▸ INSTRUCTIONS TO FOLLOW
Lines that hold the string "subtitle" are to be counted; give only their number.

▸ INPUT RECORDS
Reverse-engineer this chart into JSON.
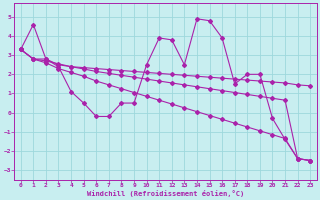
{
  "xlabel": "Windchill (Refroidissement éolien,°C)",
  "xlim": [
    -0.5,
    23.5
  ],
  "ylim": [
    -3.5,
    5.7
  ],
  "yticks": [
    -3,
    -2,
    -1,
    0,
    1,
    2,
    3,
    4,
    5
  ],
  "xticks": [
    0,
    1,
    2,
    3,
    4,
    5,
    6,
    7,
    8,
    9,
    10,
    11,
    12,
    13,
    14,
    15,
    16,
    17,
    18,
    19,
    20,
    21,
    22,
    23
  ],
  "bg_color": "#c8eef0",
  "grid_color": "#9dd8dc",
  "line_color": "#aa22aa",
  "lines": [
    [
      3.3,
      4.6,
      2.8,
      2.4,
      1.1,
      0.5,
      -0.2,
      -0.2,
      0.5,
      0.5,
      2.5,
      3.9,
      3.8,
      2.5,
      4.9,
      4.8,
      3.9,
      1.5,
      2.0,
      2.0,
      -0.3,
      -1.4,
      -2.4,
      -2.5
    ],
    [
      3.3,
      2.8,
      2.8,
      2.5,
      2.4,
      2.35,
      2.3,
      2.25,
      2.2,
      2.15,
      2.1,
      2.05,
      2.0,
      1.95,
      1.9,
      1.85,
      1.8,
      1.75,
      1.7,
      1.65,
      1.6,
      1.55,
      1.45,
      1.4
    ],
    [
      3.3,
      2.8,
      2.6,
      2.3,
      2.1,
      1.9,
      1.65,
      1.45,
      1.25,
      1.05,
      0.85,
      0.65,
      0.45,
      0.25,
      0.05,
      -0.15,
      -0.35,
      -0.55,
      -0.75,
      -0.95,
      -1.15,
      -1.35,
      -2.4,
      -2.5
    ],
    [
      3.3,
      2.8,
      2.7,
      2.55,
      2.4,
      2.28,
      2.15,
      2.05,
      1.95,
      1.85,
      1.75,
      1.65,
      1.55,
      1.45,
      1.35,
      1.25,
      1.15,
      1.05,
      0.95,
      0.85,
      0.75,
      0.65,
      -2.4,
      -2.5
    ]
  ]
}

--

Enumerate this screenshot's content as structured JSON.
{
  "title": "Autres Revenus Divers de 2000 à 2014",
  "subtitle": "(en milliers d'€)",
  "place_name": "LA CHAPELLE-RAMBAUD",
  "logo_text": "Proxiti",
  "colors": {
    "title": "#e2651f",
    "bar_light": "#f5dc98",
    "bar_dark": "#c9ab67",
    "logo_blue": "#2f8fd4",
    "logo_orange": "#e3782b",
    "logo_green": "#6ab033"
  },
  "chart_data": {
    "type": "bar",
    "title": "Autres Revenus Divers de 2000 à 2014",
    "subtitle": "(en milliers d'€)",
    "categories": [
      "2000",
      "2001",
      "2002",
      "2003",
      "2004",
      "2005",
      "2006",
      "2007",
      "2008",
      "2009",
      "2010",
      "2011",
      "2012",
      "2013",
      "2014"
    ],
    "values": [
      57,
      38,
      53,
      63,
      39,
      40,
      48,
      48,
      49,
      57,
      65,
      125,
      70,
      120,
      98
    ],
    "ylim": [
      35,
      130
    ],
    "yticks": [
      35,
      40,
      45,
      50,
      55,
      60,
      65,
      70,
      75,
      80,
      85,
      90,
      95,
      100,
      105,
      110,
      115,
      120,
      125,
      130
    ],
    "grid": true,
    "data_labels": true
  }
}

▸ OUTPUT OF THE EXERCISE
2